**Task description**
Wherever "сельсовет" appears in a line, list that line.

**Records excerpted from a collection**
● ● ● ● ●

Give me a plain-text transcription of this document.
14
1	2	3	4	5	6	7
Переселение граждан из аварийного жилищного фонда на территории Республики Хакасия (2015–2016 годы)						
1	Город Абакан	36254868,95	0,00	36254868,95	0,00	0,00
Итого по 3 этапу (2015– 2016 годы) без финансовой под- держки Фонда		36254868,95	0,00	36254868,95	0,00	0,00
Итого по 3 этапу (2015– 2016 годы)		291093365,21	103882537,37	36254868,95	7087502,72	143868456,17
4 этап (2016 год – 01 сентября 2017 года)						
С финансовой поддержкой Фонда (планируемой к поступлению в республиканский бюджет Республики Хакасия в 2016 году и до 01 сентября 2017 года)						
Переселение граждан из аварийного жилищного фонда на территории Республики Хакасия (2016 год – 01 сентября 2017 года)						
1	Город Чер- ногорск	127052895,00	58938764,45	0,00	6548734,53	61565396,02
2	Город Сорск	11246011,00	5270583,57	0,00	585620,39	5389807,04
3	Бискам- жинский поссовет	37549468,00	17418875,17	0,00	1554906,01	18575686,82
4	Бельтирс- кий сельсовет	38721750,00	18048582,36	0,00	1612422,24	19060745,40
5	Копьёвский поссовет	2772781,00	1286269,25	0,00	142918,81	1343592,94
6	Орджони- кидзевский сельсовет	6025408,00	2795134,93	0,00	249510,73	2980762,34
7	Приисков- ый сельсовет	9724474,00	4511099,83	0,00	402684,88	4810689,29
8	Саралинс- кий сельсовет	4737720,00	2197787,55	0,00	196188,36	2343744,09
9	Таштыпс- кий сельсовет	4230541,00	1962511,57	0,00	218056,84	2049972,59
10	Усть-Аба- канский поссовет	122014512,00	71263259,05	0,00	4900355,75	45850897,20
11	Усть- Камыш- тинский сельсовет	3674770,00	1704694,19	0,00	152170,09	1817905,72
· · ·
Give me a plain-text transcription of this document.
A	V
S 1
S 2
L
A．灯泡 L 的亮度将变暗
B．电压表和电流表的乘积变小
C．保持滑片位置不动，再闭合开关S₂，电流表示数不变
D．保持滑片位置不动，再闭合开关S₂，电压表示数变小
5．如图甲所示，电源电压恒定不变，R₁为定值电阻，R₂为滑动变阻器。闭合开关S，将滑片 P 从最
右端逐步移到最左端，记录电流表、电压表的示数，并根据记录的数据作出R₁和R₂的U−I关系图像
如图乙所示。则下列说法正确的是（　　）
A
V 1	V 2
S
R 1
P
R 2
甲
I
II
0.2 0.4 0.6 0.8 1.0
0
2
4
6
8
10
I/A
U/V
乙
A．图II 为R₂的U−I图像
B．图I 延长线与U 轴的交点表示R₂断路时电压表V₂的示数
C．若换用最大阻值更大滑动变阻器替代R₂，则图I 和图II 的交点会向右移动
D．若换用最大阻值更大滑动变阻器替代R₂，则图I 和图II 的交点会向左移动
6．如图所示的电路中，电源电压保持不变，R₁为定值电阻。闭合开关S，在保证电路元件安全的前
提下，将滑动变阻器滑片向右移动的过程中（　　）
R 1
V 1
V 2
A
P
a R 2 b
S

● ● ● ● ●

**Result of the exercise**
4	Бельтирс- кий сельсовет	38721750,00	18048582,36	0,00	1612422,24	19060745,40
6	Орджони- кидзевский сельсовет	6025408,00	2795134,93	0,00	249510,73	2980762,34
7	Приисков- ый сельсовет	9724474,00	4511099,83	0,00	402684,88	4810689,29
8	Саралинс- кий сельсовет	4737720,00	2197787,55	0,00	196188,36	2343744,09
9	Таштыпс- кий сельсовет	4230541,00	1962511,57	0,00	218056,84	2049972,59
11	Усть- Камыш- тинский сельсовет	3674770,00	1704694,19	0,00	152170,09	1817905,72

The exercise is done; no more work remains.